▶ _Material for this exercise_

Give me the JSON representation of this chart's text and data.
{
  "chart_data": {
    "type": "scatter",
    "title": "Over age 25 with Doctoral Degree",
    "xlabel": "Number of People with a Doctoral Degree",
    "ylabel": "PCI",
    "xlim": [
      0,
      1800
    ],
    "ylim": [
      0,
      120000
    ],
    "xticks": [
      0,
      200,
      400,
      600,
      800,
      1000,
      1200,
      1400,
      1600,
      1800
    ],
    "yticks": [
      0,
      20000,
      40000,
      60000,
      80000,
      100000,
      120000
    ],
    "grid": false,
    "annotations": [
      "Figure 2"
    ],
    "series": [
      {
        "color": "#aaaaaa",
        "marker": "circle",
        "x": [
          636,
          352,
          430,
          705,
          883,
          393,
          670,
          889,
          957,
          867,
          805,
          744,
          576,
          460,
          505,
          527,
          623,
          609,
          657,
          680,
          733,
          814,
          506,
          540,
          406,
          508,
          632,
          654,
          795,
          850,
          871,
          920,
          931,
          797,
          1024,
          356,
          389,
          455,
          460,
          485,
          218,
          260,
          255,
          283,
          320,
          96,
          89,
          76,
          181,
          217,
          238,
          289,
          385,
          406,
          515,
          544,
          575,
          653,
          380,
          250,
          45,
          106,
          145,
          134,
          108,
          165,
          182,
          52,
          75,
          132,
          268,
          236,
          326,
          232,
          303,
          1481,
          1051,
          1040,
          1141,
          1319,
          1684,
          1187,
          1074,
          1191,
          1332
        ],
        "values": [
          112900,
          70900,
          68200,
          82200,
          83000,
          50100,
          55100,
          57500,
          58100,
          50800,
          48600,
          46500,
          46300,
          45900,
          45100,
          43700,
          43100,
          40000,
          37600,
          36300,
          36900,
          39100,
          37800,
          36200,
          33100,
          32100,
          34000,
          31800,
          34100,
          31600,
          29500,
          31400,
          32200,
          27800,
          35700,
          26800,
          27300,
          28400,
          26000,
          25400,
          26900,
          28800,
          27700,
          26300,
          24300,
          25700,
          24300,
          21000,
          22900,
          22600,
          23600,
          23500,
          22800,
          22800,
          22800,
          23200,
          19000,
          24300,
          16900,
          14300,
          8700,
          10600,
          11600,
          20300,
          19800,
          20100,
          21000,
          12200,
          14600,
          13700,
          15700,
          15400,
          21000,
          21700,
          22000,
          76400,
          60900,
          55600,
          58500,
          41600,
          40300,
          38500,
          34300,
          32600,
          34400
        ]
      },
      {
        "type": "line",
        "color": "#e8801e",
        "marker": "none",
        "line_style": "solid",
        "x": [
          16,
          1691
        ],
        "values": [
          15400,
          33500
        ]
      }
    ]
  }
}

▶ _Instructions to follow_
Above are some records; repeat all of them exactly.

▶ _Correct response_
Give me the JSON representation of this chart's text and data.
{
  "chart_data": {
    "type": "scatter",
    "title": "Over age 25 with Doctoral Degree",
    "xlabel": "Number of People with a Doctoral Degree",
    "ylabel": "PCI",
    "xlim": [
      0,
      1800
    ],
    "ylim": [
      0,
      120000
    ],
    "xticks": [
      0,
      200,
      400,
      600,
      800,
      1000,
      1200,
      1400,
      1600,
      1800
    ],
    "yticks": [
      0,
      20000,
      40000,
      60000,
      80000,
      100000,
      120000
    ],
    "grid": false,
    "annotations": [
      "Figure 2"
    ],
    "series": [
      {
        "color": "#aaaaaa",
        "marker": "circle",
        "x": [
          636,
          352,
          430,
          705,
          883,
          393,
          670,
          889,
          957,
          867,
          805,
          744,
          576,
          460,
          505,
          527,
          623,
          609,
          657,
          680,
          733,
          814,
          506,
          540,
          406,
          508,
          632,
          654,
          795,
          850,
          871,
          920,
          931,
          797,
          1024,
          356,
          389,
          455,
          460,
          485,
          218,
          260,
          255,
          283,
          320,
          96,
          89,
          76,
          181,
          217,
          238,
          289,
          385,
          406,
          515,
          544,
          575,
          653,
          380,
          250,
          45,
          106,
          145,
          134,
          108,
          165,
          182,
          52,
          75,
          132,
          268,
          236,
          326,
          232,
          303,
          1481,
          1051,
          1040,
          1141,
          1319,
          1684,
          1187,
          1074,
          1191,
          1332
        ],
        "values": [
          112900,
          70900,
          68200,
          82200,
          83000,
          50100,
          55100,
          57500,
          58100,
          50800,
          48600,
          46500,
          46300,
          45900,
          45100,
          43700,
          43100,
          40000,
          37600,
          36300,
          36900,
          39100,
          37800,
          36200,
          33100,
          32100,
          34000,
          31800,
          34100,
          31600,
          29500,
          31400,
          32200,
          27800,
          35700,
          26800,
          27300,
          28400,
          26000,
          25400,
          26900,
          28800,
          27700,
          26300,
          24300,
          25700,
          24300,
          21000,
          22900,
          22600,
          23600,
          23500,
          22800,
          22800,
          22800,
          23200,
          19000,
          24300,
          16900,
          14300,
          8700,
          10600,
          11600,
          20300,
          19800,
          20100,
          21000,
          12200,
          14600,
          13700,
          15700,
          15400,
          21000,
          21700,
          22000,
          76400,
          60900,
          55600,
          58500,
          41600,
          40300,
          38500,
          34300,
          32600,
          34400
        ]
      },
      {
        "type": "line",
        "color": "#e8801e",
        "marker": "none",
        "line_style": "solid",
        "x": [
          16,
          1691
        ],
        "values": [
          15400,
          33500
        ]
      }
    ]
  }
}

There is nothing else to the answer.